Set exercise:
Copy every line from the data below in which the string "what" can be found.

Data records:
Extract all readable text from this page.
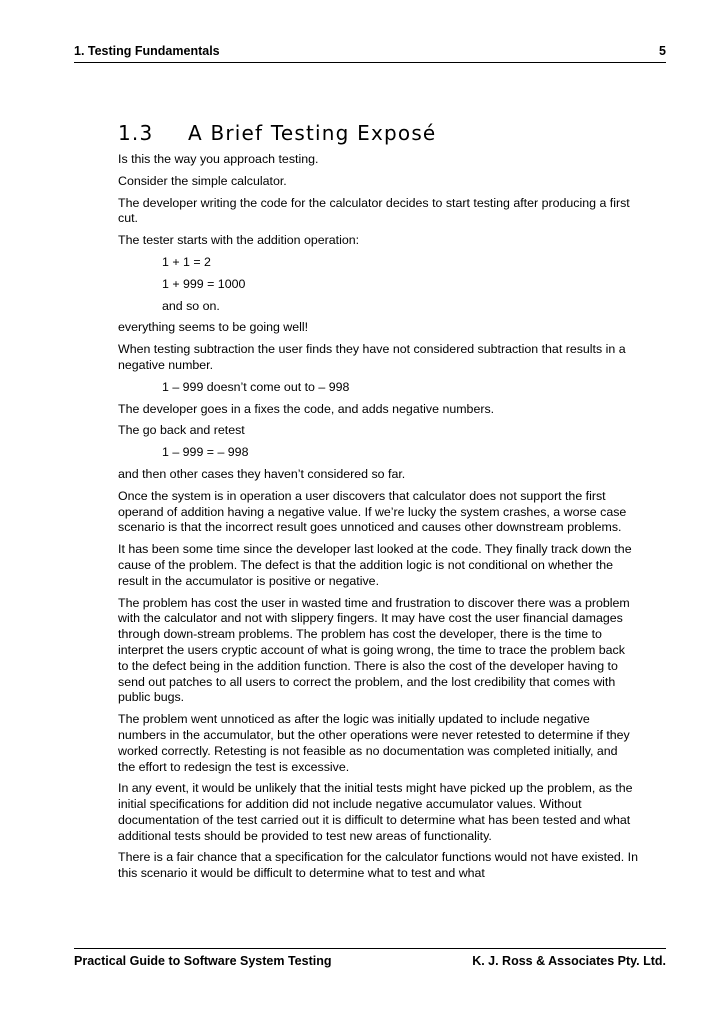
1. Testing Fundamentals	5
1.3 A Brief Testing Exposé

Is this the way you approach testing.

Consider the simple calculator.

The developer writing the code for the calculator decides to start testing after producing a first cut.

The tester starts with the addition operation:

1 + 1 = 2

1 + 999 = 1000

and so on.

everything seems to be going well!

When testing subtraction the user finds they have not considered subtraction that results in a negative number.

1 – 999 doesn’t come out to – 998

The developer goes in a fixes the code, and adds negative numbers.

The go back and retest

1 – 999 = – 998

and then other cases they haven’t considered so far.

Once the system is in operation a user discovers that calculator does not support the first operand of addition having a negative value. If we’re lucky the system crashes, a worse case scenario is that the incorrect result goes unnoticed and causes other downstream problems.

It has been some time since the developer last looked at the code. They finally track down the cause of the problem. The defect is that the addition logic is not conditional on whether the result in the accumulator is positive or negative.

The problem has cost the user in wasted time and frustration to discover there was a problem with the calculator and not with slippery fingers. It may have cost the user financial damages through down-stream problems. The problem has cost the developer, there is the time to interpret the users cryptic account of what is going wrong, the time to trace the problem back to the defect being in the addition function. There is also the cost of the developer having to send out patches to all users to correct the problem, and the lost credibility that comes with public bugs.

The problem went unnoticed as after the logic was initially updated to include negative numbers in the accumulator, but the other operations were never retested to determine if they worked correctly. Retesting is not feasible as no documentation was completed initially, and the effort to redesign the test is excessive.

In any event, it would be unlikely that the initial tests might have picked up the problem, as the initial specifications for addition did not include negative accumulator values. Without documentation of the test carried out it is difficult to determine what has been tested and what additional tests should be provided to test new areas of functionality.

There is a fair chance that a specification for the calculator functions would not have existed. In this scenario it would be difficult to determine what to test and what

Practical Guide to Software System Testing	K. J. Ross & Associates Pty. Ltd.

Solution to the exercise:
The problem has cost the user in wasted time and frustration to discover there was a problem with the calculator and not with slippery fingers. It may have cost the user financial damages through down-stream problems. The problem has cost the developer, there is the time to interpret the users cryptic account of what is going wrong, the time to trace the problem back to the defect being in the addition function. There is also the cost of the developer having to send out patches to all users to correct the problem, and the lost credibility that comes with public bugs.
In any event, it would be unlikely that the initial tests might have picked up the problem, as the initial specifications for addition did not include negative accumulator values. Without documentation of the test carried out it is difficult to determine what has been tested and what additional tests should be provided to test new areas of functionality.
There is a fair chance that a specification for the calculator functions would not have existed. In this scenario it would be difficult to determine what to test and what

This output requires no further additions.